[Extracted data entries]

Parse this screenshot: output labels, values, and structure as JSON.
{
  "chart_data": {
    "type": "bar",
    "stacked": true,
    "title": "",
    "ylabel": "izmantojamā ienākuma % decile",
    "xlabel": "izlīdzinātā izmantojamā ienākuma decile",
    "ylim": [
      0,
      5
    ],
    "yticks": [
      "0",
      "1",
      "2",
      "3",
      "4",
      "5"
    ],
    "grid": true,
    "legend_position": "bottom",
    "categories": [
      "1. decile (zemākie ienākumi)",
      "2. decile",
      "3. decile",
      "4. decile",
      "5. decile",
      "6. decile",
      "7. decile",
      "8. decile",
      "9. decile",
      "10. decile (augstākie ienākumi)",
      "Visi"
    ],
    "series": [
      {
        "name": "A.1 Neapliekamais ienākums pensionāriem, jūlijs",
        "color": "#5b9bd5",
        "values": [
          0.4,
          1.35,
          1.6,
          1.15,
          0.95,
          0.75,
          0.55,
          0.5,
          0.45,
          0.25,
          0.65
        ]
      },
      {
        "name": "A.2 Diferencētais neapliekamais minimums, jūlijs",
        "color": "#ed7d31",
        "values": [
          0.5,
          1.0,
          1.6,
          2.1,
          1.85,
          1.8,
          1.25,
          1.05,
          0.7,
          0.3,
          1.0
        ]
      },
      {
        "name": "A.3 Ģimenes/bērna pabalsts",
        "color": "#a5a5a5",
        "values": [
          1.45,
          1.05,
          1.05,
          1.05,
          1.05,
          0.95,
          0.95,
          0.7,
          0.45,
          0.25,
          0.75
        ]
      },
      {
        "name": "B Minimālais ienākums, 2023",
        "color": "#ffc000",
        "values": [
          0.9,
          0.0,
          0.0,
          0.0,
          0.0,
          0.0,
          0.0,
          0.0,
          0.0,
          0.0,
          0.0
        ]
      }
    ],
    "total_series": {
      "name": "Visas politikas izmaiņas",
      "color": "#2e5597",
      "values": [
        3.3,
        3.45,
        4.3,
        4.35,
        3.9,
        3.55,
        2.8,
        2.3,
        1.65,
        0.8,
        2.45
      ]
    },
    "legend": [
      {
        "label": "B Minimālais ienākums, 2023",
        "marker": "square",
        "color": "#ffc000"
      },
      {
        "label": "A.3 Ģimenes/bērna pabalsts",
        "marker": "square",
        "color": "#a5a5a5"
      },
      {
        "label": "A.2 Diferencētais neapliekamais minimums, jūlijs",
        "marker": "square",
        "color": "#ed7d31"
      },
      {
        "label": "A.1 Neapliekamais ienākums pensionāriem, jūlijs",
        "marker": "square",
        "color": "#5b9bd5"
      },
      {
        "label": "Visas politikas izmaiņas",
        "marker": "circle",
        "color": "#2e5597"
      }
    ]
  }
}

- [Task requirements]
In the entries above, find lines with "color" and copy each.

- [Result of the task]
        "color": "#5b9bd5",
        "color": "#ed7d31",
        "color": "#a5a5a5",
        "color": "#ffc000",
      "color": "#2e5597",
        "color": "#ffc000"
        "color": "#a5a5a5"
        "color": "#ed7d31"
        "color": "#5b9bd5"
        "color": "#2e5597"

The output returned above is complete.